** begin ROWS **

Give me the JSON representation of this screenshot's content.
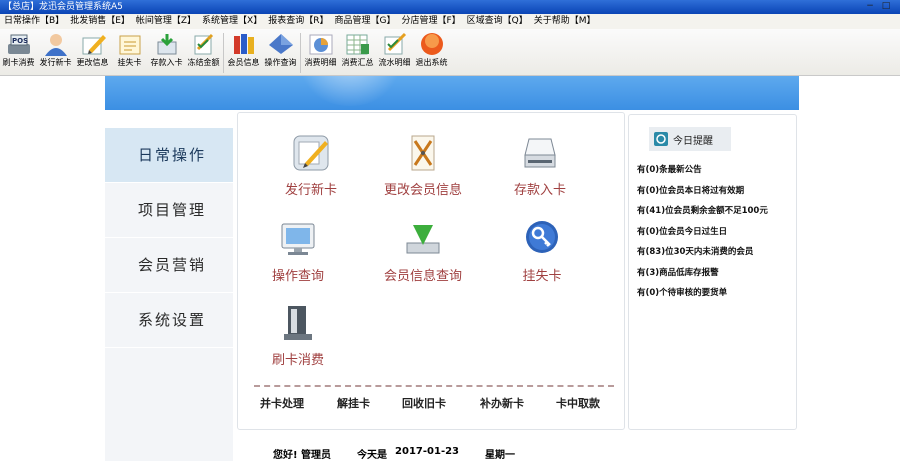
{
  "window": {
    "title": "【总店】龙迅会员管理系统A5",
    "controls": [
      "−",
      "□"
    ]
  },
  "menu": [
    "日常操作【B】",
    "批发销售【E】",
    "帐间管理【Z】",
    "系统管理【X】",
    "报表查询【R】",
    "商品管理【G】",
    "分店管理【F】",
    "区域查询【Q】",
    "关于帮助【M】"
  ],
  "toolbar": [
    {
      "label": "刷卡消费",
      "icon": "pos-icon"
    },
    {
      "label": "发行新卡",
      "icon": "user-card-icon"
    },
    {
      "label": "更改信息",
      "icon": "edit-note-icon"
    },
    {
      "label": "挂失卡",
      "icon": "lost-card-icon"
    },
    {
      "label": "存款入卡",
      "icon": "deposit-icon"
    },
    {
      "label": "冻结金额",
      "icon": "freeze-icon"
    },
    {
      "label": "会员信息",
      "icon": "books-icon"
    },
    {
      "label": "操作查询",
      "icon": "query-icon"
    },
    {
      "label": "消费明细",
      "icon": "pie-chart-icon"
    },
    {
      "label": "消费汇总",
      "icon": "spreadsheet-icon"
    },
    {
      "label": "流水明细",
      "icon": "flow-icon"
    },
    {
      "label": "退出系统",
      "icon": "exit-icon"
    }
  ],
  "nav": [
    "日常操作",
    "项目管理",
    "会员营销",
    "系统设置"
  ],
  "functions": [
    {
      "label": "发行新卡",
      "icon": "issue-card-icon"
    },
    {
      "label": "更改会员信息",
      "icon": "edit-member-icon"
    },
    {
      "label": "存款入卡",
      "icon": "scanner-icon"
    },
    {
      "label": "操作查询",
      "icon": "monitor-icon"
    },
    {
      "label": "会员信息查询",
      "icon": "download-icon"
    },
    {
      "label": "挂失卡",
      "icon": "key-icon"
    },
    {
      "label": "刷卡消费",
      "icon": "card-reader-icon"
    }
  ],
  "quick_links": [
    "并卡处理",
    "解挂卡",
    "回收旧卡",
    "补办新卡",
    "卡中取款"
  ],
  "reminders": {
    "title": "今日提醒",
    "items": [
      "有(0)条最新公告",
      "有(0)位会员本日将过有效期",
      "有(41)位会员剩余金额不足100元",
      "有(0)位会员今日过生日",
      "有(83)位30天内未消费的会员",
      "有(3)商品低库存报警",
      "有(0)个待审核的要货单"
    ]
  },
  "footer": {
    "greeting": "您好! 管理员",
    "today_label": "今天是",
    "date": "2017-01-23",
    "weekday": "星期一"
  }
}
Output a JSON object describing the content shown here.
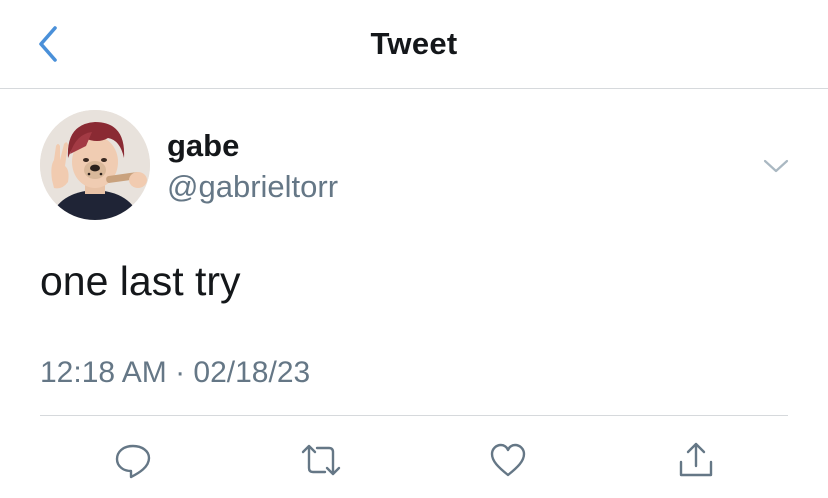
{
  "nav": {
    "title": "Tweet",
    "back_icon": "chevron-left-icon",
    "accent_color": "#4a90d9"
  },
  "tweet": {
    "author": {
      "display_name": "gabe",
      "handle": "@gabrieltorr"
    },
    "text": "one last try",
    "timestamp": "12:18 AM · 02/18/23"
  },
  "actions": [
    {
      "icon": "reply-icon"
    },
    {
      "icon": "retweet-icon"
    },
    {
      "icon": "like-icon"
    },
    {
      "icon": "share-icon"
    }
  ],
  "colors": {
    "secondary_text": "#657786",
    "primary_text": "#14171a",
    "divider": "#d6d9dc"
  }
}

** end ROWS **

State the number of lines in the records that contain the string "JSON", and nothing more.

*THE OUTPUT:* 2